--- start of Data supplied ---
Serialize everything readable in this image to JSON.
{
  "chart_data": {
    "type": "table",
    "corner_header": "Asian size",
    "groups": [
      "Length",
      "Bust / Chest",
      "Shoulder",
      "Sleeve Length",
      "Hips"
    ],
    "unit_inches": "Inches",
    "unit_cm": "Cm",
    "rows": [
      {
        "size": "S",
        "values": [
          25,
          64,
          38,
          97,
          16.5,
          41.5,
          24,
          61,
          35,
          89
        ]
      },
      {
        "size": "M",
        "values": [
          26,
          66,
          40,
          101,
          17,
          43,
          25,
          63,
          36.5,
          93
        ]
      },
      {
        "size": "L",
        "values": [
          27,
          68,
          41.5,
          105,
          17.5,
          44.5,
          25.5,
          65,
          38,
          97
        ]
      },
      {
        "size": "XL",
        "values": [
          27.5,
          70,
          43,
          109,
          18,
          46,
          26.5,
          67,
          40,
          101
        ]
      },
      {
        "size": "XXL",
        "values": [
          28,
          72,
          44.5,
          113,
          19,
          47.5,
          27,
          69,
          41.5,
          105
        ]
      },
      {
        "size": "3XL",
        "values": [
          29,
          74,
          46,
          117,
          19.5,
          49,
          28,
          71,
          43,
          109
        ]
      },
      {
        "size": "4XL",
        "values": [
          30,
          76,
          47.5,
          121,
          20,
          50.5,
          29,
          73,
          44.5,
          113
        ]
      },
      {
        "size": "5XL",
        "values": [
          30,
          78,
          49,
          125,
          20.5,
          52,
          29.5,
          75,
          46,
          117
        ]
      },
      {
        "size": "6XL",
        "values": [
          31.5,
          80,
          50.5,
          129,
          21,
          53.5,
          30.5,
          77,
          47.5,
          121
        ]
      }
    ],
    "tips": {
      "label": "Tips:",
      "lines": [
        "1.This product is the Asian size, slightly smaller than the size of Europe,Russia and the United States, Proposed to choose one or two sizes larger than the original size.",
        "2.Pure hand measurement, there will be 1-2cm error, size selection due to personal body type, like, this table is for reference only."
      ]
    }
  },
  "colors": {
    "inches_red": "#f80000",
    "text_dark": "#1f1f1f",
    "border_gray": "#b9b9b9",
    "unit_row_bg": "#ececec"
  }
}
--- end of Data supplied ---
--- start of Data supplied ---
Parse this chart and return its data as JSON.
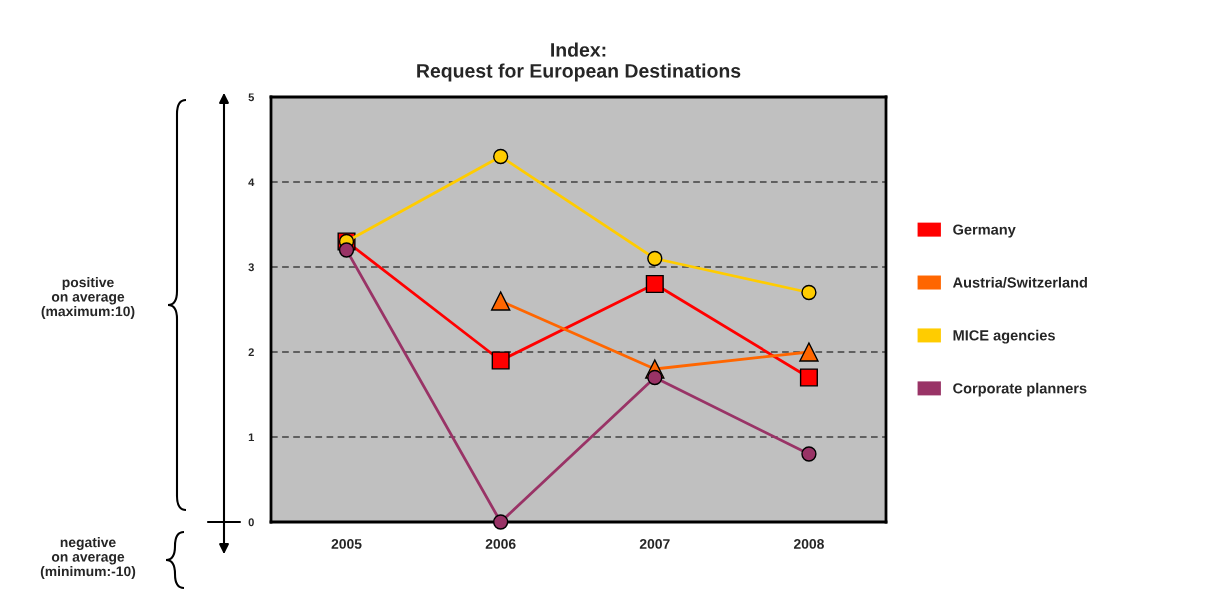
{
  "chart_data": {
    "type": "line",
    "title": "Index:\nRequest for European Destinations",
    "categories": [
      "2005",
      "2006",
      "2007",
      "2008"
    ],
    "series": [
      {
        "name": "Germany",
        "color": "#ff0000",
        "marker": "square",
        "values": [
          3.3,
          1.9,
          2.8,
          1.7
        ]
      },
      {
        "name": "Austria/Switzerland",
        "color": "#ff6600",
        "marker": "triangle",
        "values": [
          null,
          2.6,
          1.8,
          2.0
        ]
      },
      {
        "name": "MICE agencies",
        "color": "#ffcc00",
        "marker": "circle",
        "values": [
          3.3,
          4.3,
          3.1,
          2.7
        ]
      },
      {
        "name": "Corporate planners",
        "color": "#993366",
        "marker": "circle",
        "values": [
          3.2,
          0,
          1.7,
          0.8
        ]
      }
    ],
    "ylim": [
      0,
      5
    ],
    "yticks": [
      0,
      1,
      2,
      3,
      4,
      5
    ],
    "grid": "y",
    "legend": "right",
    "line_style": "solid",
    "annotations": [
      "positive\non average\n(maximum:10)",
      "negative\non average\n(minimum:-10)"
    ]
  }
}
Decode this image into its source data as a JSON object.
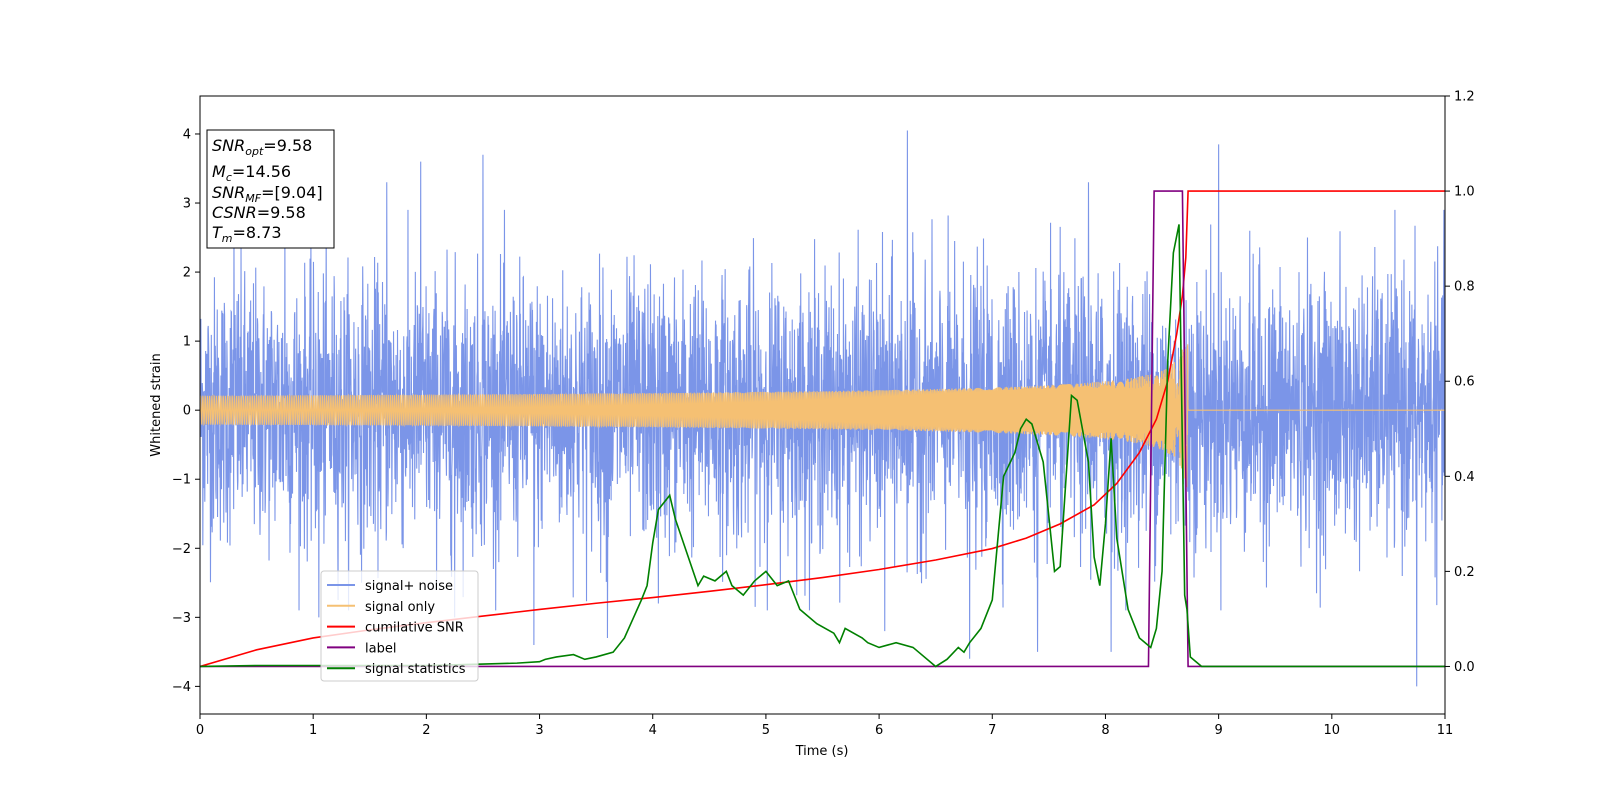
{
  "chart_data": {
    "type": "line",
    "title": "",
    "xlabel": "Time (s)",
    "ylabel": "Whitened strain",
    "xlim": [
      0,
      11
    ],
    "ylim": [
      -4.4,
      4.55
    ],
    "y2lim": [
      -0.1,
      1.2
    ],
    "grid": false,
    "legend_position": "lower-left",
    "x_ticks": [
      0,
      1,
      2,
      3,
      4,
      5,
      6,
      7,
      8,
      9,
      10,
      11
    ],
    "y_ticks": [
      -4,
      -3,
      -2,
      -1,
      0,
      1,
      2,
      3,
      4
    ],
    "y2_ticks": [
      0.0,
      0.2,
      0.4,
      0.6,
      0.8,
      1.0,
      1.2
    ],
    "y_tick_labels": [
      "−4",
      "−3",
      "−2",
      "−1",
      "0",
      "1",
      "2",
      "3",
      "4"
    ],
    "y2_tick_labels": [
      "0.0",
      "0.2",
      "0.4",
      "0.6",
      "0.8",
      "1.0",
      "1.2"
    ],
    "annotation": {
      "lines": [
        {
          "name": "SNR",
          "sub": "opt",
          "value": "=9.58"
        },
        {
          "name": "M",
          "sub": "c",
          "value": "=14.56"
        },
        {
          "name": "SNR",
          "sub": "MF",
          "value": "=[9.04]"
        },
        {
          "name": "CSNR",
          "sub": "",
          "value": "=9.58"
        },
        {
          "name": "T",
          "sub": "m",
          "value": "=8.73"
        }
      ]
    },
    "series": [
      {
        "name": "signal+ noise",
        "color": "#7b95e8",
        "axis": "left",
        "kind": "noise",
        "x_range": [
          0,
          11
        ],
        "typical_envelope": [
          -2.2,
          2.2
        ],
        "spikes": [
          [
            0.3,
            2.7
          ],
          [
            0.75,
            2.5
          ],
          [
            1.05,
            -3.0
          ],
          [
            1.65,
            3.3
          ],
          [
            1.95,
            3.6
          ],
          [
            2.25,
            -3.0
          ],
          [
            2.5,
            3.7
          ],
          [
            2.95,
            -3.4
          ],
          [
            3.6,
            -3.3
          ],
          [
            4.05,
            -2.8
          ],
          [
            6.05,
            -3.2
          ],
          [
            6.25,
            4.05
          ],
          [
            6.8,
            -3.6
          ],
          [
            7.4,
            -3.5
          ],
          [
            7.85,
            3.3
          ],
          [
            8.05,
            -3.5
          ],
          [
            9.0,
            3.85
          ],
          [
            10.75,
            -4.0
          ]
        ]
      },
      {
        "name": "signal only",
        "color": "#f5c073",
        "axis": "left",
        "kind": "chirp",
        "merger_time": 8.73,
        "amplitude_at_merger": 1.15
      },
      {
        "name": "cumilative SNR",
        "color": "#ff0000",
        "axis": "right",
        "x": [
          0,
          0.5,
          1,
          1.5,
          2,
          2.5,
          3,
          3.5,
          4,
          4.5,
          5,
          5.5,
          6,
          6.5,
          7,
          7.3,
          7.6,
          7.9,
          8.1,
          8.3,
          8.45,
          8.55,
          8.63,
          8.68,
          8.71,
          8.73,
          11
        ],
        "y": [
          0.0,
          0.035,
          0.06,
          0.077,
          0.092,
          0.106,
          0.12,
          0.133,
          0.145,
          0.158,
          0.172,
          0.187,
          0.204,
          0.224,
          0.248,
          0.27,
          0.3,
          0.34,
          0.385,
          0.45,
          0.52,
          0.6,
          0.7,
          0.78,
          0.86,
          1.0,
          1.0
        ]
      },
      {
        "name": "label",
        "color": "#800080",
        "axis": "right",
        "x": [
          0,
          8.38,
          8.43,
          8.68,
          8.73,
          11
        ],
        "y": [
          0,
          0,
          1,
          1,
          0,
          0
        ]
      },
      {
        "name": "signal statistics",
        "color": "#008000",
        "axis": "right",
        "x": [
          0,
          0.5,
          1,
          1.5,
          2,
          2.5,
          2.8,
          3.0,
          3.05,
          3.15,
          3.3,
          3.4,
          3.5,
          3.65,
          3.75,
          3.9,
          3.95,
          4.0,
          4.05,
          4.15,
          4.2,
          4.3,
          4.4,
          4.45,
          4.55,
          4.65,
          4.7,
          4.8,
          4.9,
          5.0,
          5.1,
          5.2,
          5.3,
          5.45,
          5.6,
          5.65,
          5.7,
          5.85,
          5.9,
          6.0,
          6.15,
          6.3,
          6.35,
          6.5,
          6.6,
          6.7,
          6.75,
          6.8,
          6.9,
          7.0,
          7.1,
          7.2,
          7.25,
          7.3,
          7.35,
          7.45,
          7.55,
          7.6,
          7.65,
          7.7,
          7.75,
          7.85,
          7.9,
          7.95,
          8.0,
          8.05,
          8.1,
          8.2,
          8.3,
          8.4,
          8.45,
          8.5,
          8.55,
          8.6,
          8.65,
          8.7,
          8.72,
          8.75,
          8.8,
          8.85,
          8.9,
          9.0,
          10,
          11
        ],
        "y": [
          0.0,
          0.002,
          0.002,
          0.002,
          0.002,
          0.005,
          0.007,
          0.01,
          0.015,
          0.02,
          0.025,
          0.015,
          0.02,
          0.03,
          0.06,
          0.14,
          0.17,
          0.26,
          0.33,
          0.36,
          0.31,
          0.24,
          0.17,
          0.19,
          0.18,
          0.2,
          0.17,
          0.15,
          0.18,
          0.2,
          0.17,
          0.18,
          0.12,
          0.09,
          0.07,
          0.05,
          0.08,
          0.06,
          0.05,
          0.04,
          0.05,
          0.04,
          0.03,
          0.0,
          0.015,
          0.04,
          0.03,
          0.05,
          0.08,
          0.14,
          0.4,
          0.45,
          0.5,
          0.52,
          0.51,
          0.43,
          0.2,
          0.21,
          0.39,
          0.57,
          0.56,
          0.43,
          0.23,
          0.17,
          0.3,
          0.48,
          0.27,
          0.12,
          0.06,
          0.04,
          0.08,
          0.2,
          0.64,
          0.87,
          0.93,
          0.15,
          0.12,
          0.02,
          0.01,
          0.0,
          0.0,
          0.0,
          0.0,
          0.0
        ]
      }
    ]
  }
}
--- end of Data supplied ---
--- start of Data supplied ---
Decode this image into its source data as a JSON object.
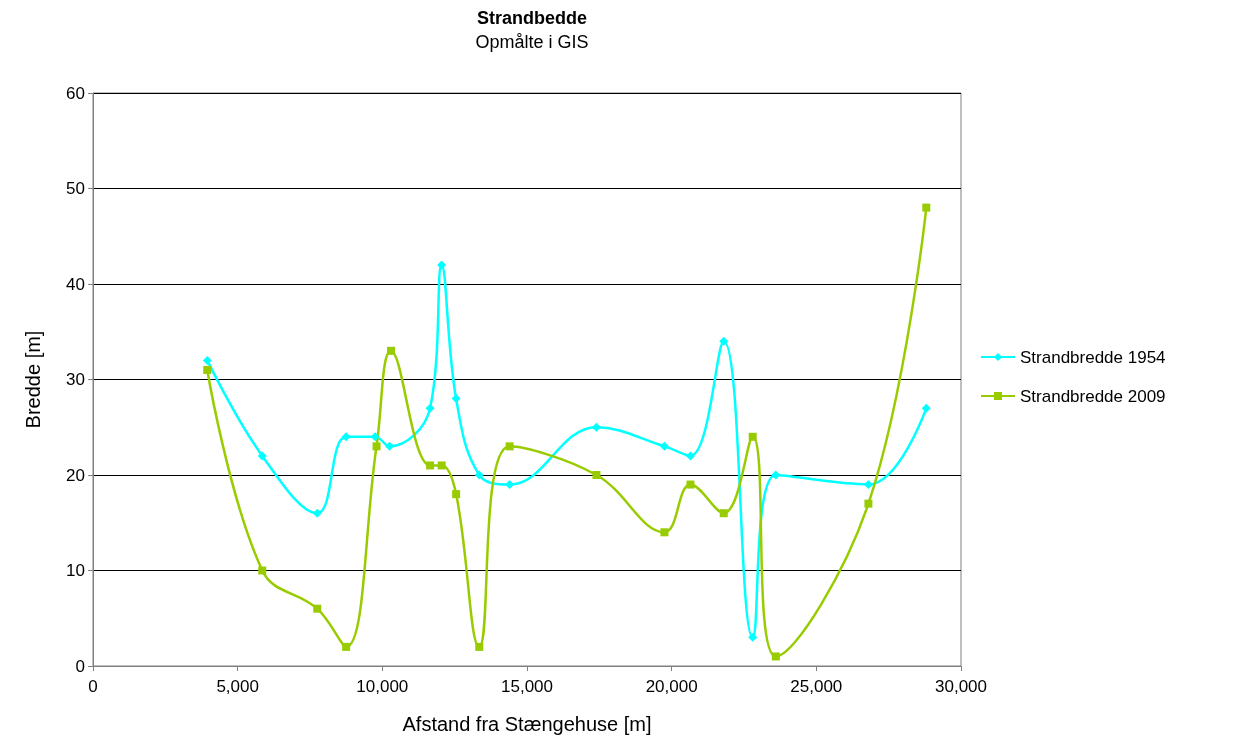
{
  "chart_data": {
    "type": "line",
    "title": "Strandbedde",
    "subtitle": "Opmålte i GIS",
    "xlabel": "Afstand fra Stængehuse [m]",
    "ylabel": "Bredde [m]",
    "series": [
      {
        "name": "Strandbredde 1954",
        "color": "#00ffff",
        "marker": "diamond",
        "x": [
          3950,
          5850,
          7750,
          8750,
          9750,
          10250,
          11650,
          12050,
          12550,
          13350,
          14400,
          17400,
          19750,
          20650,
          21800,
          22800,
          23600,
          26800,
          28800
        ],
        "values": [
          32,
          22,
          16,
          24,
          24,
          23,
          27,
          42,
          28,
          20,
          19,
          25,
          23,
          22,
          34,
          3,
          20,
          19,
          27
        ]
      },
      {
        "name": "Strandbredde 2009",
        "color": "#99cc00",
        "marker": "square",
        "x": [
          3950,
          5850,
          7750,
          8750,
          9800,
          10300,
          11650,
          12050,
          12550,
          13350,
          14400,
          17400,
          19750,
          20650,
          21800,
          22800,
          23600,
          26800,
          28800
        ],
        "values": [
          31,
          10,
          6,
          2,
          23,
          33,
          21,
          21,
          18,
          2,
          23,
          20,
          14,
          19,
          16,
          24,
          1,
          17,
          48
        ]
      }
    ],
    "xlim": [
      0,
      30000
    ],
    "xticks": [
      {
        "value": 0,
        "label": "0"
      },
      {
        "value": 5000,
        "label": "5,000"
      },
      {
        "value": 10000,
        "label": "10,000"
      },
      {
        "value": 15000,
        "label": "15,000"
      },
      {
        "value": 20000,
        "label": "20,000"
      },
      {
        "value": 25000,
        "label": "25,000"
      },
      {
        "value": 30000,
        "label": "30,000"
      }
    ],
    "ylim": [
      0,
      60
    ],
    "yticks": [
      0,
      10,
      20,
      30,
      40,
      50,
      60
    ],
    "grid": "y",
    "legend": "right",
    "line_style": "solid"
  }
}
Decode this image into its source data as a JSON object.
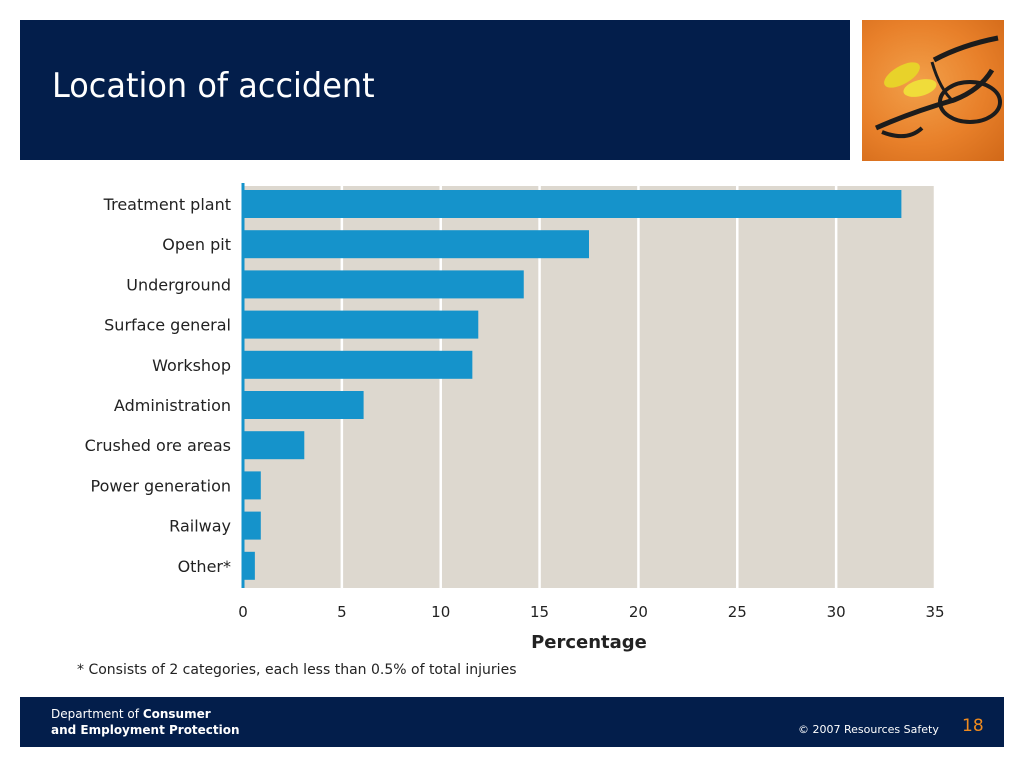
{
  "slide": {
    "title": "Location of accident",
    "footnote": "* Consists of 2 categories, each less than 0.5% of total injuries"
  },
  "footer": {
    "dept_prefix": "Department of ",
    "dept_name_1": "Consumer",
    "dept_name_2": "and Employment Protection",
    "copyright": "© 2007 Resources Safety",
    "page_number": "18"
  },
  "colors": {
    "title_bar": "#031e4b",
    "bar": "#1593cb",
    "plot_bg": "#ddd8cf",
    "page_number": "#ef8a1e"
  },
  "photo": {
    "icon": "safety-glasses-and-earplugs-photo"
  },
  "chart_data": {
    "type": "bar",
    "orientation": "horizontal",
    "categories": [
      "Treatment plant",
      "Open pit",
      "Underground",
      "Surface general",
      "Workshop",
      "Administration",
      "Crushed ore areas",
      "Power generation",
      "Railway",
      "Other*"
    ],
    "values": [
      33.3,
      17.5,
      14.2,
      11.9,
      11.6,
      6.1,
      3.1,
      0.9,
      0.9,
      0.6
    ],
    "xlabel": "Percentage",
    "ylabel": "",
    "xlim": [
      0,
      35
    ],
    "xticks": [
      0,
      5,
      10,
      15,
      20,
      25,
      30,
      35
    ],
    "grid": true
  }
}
--- end of Data supplied ---
* Exercise objective *
Copy each line above containing the string "ylabel".

* Reply to the exercise *
    "ylabel": "Whitened strain",
    "ylabel": "Bredde [m]",
    "ylabel": "",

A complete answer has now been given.